What you have to do:
Show each line that has the string "death" in it.

** Begin **

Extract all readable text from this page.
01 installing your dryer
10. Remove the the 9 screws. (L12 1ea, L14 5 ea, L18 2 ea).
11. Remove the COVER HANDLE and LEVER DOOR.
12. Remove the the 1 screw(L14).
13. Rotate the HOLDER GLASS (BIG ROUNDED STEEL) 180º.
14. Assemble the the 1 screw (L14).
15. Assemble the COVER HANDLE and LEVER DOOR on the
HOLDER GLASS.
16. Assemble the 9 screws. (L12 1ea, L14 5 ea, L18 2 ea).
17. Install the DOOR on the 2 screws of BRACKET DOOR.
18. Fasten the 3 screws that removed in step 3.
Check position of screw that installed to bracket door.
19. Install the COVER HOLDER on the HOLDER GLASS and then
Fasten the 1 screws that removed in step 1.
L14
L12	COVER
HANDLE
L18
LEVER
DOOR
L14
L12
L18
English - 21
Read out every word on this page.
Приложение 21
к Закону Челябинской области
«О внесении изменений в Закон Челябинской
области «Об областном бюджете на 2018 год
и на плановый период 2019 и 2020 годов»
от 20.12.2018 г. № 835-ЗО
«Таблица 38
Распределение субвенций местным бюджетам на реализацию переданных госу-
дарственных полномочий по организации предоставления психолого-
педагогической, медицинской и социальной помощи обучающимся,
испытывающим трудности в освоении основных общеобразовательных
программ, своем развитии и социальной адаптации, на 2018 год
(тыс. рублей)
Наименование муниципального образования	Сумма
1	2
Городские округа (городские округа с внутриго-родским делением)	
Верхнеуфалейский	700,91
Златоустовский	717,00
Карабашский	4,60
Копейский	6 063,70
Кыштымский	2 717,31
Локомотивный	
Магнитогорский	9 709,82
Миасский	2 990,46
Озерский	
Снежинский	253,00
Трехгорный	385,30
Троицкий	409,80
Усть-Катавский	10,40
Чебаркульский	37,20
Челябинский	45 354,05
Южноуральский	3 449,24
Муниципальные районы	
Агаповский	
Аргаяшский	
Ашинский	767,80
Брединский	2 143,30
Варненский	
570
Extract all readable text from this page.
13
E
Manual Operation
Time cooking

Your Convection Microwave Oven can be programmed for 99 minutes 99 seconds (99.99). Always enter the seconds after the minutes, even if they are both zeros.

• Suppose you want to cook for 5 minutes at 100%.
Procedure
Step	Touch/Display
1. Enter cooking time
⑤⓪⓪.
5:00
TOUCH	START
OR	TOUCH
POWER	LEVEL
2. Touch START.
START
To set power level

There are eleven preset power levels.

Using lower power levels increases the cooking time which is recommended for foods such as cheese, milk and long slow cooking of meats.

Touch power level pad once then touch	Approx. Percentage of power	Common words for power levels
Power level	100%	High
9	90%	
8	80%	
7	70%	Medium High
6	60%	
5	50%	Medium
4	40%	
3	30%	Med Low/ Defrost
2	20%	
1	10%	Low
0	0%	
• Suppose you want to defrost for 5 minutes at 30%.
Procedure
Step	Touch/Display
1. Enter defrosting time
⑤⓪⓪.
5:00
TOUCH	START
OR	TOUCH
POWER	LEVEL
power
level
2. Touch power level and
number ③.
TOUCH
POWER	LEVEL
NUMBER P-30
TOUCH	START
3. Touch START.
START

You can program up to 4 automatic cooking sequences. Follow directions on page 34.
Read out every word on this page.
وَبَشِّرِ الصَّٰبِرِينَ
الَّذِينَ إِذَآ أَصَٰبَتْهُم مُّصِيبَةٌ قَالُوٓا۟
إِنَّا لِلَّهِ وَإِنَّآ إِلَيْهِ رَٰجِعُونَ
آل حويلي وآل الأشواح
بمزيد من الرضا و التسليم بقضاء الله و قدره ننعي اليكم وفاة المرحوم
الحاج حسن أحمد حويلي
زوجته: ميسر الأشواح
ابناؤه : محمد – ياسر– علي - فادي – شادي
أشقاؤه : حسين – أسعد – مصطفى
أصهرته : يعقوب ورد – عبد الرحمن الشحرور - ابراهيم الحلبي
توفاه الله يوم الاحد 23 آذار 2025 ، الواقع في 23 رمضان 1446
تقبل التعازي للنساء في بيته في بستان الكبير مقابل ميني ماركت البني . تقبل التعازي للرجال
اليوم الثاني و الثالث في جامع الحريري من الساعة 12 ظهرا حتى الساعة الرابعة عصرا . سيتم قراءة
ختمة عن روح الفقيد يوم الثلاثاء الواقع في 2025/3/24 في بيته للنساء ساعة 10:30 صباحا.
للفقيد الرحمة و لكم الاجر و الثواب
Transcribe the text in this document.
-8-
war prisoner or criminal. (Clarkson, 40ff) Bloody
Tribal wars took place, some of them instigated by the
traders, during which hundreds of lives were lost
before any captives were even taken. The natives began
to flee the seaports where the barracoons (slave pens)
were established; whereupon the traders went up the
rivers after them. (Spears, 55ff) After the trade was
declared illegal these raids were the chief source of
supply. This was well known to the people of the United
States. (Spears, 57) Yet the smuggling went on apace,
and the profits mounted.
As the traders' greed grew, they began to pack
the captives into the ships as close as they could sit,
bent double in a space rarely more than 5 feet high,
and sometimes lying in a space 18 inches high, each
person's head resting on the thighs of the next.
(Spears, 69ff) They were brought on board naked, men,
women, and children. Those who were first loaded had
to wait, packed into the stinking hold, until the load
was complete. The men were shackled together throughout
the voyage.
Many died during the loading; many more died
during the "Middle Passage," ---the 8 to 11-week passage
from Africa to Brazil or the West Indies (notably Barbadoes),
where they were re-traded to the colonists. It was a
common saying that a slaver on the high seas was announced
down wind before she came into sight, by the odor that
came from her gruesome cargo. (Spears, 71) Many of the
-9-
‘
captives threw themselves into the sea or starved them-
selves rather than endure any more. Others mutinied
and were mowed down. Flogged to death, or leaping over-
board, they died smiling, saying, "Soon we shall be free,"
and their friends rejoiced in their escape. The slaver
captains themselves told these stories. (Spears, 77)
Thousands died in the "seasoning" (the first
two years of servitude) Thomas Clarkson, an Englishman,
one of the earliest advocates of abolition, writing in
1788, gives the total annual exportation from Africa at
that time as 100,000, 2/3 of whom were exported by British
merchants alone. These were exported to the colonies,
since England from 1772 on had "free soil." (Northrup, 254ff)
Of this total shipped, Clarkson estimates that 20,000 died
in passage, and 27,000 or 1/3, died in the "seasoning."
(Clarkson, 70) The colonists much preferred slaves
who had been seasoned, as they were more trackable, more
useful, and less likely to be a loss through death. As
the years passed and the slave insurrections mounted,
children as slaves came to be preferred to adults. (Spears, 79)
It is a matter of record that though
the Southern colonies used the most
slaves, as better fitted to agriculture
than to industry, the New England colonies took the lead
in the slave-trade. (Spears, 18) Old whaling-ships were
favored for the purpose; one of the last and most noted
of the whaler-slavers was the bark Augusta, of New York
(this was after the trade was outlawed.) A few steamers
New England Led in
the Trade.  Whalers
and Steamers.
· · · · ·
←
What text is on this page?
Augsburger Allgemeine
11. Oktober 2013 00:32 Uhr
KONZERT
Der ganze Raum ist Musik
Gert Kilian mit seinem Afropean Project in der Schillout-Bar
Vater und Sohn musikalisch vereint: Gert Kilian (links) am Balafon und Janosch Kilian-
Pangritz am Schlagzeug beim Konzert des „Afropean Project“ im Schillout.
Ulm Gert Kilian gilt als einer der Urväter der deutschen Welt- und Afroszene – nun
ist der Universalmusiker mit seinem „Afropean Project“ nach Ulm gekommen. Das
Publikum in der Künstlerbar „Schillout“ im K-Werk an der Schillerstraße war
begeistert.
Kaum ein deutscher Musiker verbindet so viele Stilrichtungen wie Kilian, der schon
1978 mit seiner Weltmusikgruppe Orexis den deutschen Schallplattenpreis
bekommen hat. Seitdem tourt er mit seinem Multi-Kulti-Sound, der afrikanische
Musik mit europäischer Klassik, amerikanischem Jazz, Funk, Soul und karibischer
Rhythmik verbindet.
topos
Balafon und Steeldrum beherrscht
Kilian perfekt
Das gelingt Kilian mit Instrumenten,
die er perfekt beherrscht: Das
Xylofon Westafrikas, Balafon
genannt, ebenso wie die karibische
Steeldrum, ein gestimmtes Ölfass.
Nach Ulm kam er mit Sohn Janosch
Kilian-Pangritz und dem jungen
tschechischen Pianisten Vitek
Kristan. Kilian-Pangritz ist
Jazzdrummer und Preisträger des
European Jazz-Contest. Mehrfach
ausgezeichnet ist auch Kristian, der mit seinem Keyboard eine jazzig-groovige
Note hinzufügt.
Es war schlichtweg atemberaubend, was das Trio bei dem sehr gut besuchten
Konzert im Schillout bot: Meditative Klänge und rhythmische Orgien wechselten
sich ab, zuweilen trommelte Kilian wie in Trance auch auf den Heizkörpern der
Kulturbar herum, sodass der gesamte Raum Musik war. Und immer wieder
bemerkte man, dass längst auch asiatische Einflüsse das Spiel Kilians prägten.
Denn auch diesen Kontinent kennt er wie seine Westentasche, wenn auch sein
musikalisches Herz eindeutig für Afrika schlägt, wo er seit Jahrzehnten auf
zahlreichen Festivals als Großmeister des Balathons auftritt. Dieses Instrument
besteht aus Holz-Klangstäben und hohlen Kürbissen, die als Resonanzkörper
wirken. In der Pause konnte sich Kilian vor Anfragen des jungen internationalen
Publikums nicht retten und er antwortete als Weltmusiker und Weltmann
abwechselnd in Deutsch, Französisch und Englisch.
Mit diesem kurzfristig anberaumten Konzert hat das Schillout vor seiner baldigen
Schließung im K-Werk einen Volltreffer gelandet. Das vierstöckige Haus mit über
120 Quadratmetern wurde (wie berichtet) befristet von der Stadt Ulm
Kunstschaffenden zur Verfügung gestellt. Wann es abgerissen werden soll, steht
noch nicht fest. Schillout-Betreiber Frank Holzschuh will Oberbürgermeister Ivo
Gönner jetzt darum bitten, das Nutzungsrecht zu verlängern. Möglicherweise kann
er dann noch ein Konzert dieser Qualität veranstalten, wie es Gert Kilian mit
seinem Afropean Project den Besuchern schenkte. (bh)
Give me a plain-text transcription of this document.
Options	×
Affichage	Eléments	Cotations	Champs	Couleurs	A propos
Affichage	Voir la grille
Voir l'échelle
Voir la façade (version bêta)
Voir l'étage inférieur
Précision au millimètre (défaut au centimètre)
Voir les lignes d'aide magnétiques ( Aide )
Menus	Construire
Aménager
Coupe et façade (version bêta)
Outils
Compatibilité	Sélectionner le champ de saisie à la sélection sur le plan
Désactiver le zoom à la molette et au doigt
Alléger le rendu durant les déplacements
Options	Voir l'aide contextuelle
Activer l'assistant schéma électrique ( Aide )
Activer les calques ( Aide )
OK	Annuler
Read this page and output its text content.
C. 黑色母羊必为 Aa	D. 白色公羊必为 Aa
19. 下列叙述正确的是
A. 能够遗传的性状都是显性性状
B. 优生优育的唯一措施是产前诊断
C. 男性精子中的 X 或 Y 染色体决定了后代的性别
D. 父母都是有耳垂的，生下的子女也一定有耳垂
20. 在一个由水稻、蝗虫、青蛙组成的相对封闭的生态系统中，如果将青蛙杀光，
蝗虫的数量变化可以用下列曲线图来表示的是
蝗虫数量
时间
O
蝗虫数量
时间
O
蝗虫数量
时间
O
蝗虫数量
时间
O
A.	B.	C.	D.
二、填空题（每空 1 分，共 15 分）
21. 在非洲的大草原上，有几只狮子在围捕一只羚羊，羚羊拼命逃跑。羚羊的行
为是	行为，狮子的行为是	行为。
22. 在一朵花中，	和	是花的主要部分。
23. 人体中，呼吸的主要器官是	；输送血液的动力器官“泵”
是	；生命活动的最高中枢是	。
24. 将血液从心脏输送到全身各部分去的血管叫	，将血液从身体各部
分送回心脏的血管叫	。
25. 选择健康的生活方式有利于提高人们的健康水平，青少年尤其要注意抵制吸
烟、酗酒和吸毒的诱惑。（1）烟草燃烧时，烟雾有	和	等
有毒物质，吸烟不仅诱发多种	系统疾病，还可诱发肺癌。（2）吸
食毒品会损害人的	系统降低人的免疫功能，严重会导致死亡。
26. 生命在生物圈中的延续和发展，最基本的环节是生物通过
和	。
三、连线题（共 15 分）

** End **

Solution for this task:
and were mowed down. Flogged to death, or leaping over-
useful, and less likely to be a loss through death. As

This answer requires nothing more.